A primeira lembrança que tenho de Sherlock Holmes, apesar de ter lido alguns dos livros de Sir Arthur Conan Doyle quando mais novo, é de uma série, não muito antiga, que passava no Hallmark Channel, canal que talvez já não exista há muito tempo. Era uma série nos moldes britânicos simples, sem muitos cacoetes visuais ou grandes mudanças na natureza da obra. Era uma boa adaptação e um ótimo programa, afinal, com todas as aventuras do detetive e seu fiel médico/militar/detetive/escritor/amigo/aliado multiuso prontas – e sendo incríveis como são -, não deve haver lá grande preocupação com o que diz respeito ao conteúdo apresentado. A genialidade da obra do escritor é incontestável, e só poderia ter sido elaborada por alguém com o mesmo dom intelectual que os personagens de suas histórias. A grande dificuldade que noto, entretanto, fica à cargo da representação dos personagens, principalmente de Sherlock. O que vemos são representações infantis, mal acabadas, um esboço de Sheldon Cooper, frente à uma trama que não apresenta mais a força e a profundidade das histórias de Arthur.

**ENUNCIADO DO EXERCÍCIO**
Retome o texto acima sobre as adaptações de Sherlock Holmes e dê continuidade a ele a partir da última frase apresentada.

**DADOS FORNECIDOS**
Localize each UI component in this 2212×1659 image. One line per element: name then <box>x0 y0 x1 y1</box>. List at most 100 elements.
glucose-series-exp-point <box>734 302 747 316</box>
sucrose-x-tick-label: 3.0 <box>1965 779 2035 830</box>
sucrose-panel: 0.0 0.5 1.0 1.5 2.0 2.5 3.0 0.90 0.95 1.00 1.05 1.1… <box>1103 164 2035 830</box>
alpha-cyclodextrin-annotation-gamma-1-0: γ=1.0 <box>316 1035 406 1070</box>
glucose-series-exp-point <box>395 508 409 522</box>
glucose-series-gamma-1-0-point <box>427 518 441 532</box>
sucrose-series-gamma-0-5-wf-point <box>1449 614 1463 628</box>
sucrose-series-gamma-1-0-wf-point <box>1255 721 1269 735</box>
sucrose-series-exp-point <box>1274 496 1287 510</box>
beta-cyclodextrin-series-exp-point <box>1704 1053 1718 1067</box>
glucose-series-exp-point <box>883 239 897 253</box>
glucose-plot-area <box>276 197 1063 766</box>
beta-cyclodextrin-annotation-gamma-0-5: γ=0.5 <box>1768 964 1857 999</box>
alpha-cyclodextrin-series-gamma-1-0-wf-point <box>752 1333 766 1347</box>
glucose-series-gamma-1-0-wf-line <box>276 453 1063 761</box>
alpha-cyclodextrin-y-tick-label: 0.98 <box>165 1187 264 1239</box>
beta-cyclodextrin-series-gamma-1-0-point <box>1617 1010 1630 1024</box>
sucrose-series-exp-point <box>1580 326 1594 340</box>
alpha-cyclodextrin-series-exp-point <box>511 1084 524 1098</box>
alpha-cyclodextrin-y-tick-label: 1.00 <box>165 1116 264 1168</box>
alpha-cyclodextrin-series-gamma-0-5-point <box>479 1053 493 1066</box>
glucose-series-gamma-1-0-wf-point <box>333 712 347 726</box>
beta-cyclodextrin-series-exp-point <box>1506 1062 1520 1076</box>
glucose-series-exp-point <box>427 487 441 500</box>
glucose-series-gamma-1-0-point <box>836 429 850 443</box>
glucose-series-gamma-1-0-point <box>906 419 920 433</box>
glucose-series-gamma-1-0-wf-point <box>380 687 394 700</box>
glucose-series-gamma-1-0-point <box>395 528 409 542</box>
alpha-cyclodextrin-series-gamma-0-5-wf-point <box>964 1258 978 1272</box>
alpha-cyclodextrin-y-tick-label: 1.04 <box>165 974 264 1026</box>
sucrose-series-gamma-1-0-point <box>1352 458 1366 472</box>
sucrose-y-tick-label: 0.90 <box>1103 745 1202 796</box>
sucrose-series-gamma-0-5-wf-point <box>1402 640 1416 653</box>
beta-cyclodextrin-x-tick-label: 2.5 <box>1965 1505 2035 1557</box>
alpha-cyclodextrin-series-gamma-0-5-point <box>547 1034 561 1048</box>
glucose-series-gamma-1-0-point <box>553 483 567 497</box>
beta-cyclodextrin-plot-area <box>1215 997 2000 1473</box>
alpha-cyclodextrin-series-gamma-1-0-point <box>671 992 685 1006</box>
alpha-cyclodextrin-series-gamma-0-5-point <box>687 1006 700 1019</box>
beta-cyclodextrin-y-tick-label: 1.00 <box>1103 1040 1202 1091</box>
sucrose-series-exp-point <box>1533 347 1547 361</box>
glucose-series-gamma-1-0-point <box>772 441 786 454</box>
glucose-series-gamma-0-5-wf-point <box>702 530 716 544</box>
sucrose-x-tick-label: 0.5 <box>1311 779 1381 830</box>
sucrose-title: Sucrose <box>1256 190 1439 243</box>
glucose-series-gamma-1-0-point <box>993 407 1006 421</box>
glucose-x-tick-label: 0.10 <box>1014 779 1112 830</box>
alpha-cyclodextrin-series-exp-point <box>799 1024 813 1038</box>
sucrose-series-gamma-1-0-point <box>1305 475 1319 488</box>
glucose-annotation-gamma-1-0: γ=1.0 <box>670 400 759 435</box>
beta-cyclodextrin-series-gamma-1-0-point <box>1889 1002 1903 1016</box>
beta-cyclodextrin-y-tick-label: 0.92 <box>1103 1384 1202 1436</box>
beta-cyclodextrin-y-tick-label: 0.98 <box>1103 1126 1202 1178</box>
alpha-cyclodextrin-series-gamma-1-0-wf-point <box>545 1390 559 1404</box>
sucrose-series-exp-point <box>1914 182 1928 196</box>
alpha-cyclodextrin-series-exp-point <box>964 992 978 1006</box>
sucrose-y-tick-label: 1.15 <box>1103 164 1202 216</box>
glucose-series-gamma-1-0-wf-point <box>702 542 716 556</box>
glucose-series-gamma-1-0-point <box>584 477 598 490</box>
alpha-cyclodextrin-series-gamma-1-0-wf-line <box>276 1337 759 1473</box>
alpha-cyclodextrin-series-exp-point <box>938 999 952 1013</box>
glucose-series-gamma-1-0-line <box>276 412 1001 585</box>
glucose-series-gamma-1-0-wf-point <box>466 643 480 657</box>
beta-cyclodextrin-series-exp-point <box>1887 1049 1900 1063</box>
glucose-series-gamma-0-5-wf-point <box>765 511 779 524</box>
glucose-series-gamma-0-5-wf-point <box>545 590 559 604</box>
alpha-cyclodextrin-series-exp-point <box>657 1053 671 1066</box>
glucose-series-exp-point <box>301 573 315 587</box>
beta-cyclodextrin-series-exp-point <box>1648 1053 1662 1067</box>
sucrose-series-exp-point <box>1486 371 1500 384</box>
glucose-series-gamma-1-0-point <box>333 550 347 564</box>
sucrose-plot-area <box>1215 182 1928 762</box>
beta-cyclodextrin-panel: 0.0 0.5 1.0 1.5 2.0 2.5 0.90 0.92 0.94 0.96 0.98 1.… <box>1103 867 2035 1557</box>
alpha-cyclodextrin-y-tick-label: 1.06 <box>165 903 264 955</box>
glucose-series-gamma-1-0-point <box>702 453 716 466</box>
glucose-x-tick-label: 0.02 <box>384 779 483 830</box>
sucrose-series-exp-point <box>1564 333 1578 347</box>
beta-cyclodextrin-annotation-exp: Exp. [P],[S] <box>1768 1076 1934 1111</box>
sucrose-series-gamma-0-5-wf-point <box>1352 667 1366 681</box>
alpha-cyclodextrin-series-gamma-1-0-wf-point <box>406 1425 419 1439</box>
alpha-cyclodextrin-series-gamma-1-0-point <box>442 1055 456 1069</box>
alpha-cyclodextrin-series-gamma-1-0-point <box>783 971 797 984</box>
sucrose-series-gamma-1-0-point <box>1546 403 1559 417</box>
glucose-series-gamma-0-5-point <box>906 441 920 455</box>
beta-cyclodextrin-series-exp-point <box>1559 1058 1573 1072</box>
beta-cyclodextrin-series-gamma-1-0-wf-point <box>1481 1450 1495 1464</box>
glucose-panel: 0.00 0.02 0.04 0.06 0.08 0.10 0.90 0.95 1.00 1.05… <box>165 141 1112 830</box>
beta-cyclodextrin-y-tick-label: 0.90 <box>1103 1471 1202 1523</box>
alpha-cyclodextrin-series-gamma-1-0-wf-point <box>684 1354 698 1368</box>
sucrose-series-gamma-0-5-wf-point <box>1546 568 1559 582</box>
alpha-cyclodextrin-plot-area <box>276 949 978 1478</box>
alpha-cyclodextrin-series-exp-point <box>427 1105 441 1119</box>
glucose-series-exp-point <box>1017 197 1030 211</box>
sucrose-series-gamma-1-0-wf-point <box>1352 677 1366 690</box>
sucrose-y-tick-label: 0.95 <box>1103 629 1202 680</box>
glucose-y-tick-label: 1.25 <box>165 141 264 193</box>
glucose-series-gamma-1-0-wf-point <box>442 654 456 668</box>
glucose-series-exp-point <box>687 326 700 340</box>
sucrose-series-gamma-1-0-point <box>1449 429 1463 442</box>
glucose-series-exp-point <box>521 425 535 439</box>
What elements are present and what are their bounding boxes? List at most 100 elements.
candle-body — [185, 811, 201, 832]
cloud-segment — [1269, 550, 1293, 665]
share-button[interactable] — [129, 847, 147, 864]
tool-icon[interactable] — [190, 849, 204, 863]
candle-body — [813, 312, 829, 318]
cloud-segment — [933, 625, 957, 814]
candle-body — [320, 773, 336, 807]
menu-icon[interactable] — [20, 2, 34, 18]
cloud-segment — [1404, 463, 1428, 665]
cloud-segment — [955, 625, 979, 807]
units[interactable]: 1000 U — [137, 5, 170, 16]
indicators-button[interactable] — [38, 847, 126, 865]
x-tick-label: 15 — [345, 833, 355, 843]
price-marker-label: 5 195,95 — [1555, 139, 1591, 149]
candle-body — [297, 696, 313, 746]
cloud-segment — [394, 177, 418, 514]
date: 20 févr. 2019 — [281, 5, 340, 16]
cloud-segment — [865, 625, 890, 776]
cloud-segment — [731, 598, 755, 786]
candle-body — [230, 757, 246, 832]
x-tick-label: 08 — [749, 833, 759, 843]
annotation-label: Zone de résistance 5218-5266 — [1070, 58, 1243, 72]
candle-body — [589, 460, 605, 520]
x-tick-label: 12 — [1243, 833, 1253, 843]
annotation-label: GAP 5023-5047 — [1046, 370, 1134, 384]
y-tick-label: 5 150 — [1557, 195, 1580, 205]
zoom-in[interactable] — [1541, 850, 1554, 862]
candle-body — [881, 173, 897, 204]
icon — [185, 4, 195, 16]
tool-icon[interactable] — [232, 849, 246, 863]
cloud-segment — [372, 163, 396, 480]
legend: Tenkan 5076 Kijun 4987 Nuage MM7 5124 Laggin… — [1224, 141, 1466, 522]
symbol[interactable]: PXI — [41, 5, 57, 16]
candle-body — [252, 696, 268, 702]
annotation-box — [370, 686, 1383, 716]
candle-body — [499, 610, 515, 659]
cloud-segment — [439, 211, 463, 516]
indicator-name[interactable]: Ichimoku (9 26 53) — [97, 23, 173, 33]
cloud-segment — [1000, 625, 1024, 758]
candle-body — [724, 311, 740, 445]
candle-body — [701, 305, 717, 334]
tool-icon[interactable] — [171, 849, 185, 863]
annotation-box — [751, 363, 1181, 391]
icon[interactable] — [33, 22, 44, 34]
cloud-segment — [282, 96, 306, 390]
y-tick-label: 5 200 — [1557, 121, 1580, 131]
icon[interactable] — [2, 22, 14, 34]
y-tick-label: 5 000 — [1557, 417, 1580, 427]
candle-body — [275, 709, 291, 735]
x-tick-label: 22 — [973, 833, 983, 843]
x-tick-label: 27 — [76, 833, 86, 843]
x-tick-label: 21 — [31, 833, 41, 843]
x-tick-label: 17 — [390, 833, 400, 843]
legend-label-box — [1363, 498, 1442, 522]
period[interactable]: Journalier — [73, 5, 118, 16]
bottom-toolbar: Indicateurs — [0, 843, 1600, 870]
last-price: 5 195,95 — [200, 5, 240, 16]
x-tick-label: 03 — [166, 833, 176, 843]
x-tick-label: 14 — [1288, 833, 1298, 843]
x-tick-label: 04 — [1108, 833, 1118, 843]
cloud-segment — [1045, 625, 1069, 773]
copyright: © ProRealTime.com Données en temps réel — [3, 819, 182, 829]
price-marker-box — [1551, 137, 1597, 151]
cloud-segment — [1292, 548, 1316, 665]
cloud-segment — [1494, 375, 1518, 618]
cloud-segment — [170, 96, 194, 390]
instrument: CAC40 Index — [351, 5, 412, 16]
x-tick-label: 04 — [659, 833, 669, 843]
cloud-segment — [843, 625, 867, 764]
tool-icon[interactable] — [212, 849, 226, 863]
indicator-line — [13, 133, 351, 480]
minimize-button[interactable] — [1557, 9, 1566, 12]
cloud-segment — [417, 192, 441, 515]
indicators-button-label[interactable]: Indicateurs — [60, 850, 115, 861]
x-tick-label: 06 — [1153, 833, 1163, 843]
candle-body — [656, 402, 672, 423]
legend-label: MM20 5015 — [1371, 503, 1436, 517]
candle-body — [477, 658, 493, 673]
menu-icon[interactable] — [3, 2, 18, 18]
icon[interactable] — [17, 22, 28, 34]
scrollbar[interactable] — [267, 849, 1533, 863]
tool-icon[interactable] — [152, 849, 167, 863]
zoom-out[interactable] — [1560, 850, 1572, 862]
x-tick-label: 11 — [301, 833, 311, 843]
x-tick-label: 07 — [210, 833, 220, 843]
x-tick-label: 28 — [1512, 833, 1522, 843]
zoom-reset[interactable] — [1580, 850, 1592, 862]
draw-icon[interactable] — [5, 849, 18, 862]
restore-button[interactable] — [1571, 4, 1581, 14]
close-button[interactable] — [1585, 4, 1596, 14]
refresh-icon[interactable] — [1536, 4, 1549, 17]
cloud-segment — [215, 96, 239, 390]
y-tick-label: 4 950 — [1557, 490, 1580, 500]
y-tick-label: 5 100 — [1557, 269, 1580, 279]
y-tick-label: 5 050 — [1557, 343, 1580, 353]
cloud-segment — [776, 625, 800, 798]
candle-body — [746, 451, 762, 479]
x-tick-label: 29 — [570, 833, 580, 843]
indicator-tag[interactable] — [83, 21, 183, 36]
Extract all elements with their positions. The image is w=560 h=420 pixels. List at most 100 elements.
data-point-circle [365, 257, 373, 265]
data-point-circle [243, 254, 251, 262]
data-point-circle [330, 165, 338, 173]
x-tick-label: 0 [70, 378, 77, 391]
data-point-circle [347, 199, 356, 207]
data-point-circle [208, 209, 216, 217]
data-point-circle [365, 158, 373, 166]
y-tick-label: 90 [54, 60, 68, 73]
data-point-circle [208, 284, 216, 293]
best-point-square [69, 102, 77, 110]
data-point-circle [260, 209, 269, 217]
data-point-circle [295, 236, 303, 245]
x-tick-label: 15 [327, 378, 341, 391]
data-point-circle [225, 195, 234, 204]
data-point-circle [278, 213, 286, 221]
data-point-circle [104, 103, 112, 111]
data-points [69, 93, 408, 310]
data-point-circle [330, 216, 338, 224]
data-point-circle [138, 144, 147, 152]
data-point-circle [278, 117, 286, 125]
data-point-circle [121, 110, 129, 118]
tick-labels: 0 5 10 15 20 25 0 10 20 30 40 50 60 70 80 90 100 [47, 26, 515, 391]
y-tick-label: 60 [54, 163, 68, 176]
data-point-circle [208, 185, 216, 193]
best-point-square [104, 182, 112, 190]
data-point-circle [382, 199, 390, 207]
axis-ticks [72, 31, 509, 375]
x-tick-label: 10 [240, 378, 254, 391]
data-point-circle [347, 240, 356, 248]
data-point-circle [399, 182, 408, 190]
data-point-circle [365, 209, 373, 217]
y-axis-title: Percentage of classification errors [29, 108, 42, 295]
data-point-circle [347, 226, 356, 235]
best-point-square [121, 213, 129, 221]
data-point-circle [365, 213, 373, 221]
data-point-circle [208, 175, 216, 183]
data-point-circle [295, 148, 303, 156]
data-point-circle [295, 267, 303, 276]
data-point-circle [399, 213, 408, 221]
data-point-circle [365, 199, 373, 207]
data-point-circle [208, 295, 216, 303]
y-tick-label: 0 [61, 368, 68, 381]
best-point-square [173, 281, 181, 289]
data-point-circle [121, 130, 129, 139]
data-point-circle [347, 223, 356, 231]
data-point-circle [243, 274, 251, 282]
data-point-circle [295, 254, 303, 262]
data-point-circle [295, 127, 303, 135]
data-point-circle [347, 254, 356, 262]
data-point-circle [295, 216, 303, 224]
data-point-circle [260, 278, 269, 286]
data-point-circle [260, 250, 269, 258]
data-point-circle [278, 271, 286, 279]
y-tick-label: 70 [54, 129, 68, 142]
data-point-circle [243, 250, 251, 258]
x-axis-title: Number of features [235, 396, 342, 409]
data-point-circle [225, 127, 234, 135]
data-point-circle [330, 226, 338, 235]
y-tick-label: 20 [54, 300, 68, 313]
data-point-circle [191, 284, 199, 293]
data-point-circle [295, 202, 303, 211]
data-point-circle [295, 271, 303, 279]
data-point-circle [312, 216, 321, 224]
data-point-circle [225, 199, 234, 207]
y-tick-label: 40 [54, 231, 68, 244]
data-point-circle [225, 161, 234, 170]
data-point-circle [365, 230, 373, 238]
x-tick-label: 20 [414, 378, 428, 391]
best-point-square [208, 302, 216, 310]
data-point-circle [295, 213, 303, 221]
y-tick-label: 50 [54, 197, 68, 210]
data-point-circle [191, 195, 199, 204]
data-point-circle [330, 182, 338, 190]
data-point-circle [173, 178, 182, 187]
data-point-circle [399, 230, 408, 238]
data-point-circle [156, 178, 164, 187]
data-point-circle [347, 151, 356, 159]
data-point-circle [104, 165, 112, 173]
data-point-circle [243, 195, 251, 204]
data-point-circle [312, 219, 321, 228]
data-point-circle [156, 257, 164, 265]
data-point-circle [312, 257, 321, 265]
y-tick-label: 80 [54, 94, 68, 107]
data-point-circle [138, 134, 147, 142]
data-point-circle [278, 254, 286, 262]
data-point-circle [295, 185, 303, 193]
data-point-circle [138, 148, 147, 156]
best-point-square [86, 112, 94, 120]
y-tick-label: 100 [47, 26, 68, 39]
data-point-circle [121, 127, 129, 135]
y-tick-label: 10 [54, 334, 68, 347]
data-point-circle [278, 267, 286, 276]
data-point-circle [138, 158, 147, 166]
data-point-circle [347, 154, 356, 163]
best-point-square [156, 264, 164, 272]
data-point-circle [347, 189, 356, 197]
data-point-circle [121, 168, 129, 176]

**RESPOSTA AO EXERCÍCIO**
Como exemplo disso, temos a última adaptação cinematográfica das aventuras do detetive. Downey Jr. e Law fazem uso de todos os clichês de bromances em um fime de ação onde o suspense, a tensão, a busca que podemos fazer pelos detalhes, as suposições que podemos fazer pelo jeito como agem os personagens, pelas pistas, sempre bem estruturadas e propositalmente colocadas aqui ou ali, tudo é deixado de lado. O que salva o filme, e faz com que a maioria das pessoa acabe se afeiçoando a ele, é o carisma do Homem de Ferro, com seu jeitinho afetado no melhor estilo Johnny Depp possível, como já é comum hoje em dia. O mesmo repete-se em Elementary, a série da Universal que traz sua própria versão de Sherlock, e também aposta nos trejeitos e nas manias para encobrir a falta de profundidade da trama. Tanto é, que não é difícil encontrar pessoas que comparem a série com House ou Lie to Me, ambas com personagens ícones do jeito “inteligente arrogante cheio de cacoetes” de ser.
Frente a isso, então, só nos resta assistir reprises de séries antigas ou nos conformar com o que tem sido feito por aí? Não, meus amigos! Não vos desespereis! Sherlock está aqui.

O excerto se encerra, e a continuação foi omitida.